### SUPPLIED MATERIAL
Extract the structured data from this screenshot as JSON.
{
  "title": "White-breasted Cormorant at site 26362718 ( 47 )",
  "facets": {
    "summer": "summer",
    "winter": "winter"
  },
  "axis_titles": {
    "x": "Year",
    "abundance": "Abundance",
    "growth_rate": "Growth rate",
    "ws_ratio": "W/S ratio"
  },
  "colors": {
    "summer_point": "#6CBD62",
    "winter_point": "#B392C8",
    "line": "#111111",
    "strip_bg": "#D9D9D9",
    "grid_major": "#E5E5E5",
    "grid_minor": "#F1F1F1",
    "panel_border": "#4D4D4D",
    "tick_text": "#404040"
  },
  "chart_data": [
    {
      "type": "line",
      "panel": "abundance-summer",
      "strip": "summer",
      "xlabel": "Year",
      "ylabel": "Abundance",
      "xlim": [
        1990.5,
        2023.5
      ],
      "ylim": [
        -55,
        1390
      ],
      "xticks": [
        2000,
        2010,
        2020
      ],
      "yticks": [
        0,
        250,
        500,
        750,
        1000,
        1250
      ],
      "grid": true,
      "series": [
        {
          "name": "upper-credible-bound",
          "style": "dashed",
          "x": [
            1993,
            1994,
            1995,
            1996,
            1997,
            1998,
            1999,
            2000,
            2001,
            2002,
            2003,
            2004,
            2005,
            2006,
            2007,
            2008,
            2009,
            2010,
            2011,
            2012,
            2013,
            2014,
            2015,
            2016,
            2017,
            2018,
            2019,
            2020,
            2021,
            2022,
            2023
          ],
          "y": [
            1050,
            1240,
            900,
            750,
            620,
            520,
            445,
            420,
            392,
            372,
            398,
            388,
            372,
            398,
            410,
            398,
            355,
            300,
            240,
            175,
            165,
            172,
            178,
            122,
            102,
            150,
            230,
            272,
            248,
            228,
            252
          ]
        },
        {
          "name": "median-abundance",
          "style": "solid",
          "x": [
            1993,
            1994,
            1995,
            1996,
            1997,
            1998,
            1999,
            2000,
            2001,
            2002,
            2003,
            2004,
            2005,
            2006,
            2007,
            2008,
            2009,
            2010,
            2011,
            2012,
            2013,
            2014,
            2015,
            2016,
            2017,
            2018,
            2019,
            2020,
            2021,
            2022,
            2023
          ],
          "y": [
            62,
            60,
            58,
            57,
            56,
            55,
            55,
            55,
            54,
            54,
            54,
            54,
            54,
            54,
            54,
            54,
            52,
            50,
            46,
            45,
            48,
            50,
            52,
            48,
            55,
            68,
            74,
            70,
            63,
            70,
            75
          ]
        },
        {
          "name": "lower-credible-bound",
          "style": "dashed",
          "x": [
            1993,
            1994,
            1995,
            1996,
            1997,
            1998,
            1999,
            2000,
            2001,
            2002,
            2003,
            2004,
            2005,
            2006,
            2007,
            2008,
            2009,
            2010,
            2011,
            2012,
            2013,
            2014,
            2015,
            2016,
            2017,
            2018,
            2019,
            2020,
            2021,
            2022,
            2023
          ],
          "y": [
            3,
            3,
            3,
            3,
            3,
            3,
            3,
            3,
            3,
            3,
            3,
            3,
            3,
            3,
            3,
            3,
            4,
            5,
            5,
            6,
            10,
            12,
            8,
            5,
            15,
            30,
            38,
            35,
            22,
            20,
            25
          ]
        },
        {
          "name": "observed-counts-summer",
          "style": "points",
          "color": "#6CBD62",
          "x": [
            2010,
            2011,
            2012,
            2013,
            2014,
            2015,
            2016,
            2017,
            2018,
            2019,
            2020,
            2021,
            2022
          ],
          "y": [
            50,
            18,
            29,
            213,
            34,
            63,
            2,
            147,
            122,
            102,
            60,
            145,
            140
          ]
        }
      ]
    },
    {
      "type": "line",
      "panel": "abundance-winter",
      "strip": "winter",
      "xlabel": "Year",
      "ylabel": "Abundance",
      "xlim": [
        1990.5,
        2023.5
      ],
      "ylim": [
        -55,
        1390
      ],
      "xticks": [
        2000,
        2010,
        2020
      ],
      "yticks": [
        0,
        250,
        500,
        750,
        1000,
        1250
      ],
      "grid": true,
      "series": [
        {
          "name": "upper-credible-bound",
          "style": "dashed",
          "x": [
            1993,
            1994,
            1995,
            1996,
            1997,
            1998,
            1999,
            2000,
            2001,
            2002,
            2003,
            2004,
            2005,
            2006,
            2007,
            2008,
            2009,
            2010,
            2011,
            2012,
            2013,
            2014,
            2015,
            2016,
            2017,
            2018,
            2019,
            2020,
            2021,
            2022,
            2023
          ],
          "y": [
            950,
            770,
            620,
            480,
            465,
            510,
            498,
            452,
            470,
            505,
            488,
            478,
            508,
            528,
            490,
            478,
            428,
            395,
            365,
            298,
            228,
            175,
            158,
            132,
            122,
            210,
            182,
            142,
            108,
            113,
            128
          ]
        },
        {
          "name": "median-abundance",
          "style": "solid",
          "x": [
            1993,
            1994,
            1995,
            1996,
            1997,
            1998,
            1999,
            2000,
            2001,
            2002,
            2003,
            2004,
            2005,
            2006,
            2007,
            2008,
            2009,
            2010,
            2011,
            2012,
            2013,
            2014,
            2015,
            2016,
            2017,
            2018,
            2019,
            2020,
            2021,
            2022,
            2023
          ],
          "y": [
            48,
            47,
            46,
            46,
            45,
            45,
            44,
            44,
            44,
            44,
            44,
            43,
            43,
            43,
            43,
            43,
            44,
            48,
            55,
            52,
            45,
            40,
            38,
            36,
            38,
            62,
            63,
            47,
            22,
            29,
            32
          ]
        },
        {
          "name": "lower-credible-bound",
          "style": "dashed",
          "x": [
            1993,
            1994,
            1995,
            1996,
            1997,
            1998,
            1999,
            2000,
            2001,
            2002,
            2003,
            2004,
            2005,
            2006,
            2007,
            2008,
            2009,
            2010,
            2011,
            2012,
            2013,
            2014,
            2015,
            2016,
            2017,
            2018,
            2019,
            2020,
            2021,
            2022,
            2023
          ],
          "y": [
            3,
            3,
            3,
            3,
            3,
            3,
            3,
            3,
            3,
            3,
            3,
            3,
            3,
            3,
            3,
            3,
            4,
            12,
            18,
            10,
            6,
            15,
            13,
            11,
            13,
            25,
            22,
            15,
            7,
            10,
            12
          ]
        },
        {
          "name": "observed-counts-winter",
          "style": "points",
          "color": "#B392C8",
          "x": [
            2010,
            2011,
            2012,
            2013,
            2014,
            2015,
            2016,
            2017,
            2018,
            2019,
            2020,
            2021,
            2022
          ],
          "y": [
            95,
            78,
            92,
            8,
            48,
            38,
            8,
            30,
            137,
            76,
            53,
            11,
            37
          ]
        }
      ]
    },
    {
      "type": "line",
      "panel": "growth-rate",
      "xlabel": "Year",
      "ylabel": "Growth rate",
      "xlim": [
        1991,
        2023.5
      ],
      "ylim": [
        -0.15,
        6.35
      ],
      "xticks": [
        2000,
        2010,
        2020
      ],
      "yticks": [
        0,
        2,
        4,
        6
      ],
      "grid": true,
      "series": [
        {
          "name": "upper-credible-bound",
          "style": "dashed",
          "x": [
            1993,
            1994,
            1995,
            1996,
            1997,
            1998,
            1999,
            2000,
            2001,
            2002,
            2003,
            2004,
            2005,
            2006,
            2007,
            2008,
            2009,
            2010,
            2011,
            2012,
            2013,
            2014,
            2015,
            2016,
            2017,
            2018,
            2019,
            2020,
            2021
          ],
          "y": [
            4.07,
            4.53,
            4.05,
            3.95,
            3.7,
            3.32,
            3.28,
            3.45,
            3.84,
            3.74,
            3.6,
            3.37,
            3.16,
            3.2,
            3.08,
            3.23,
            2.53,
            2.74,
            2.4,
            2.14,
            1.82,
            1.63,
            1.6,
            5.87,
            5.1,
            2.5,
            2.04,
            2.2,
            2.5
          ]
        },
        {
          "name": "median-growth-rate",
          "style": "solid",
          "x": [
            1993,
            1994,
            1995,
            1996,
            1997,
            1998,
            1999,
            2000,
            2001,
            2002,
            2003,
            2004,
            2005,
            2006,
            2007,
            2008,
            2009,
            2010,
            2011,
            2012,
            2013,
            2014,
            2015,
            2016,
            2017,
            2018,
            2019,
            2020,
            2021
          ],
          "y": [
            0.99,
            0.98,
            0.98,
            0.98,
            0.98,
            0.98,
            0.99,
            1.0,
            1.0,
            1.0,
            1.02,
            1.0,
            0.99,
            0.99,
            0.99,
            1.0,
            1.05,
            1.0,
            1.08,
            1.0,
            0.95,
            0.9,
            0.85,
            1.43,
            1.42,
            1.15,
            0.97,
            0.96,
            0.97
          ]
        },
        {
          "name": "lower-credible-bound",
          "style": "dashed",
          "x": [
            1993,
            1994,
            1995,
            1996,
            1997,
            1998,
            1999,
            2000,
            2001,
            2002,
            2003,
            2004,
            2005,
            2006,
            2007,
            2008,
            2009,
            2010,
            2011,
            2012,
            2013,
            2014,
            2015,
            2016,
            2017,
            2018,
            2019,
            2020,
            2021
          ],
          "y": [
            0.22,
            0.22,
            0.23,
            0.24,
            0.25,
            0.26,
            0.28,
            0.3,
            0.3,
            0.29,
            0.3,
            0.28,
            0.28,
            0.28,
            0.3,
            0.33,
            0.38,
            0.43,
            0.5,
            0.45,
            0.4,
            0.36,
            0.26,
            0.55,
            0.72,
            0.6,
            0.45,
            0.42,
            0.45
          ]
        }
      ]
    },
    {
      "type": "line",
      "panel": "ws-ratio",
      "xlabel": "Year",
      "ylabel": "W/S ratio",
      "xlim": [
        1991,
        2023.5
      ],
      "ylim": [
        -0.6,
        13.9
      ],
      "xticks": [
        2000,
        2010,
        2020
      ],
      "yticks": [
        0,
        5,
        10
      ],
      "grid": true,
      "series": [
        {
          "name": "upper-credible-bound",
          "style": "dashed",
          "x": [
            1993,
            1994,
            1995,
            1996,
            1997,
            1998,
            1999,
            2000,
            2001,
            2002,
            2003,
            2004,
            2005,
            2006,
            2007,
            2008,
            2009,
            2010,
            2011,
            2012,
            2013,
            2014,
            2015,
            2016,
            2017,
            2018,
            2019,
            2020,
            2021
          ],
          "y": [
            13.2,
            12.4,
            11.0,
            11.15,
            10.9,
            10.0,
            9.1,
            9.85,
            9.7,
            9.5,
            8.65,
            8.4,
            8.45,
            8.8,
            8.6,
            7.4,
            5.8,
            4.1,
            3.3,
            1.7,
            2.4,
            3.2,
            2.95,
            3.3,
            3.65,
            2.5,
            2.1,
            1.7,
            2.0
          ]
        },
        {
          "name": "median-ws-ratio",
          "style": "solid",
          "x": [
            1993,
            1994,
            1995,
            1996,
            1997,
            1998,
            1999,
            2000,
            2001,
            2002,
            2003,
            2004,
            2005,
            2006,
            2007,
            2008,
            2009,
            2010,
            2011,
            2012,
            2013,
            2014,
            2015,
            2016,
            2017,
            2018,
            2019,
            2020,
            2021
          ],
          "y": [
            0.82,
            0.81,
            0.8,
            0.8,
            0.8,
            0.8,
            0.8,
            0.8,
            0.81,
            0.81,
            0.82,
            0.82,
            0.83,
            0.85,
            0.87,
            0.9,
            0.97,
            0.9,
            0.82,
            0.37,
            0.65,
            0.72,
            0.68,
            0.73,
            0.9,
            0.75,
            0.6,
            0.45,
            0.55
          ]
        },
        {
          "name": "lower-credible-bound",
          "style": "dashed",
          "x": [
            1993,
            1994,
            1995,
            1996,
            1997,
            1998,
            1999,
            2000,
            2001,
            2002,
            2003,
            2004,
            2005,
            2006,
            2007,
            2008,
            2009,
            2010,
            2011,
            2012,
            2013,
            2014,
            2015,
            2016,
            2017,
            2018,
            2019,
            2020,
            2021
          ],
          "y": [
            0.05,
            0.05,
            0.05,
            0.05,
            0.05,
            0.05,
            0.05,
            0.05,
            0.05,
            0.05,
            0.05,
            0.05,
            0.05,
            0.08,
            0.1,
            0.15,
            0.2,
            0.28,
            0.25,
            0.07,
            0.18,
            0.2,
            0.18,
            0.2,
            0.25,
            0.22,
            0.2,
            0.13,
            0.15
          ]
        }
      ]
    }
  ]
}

### YOUR INSTRUCTIONS
From the listing above, copy out each line where the word "rate" appears.

### ANSWER FOR THE TASK
    "growth_rate": "Growth rate",
      "panel": "growth-rate",
      "ylabel": "Growth rate",
          "name": "median-growth-rate",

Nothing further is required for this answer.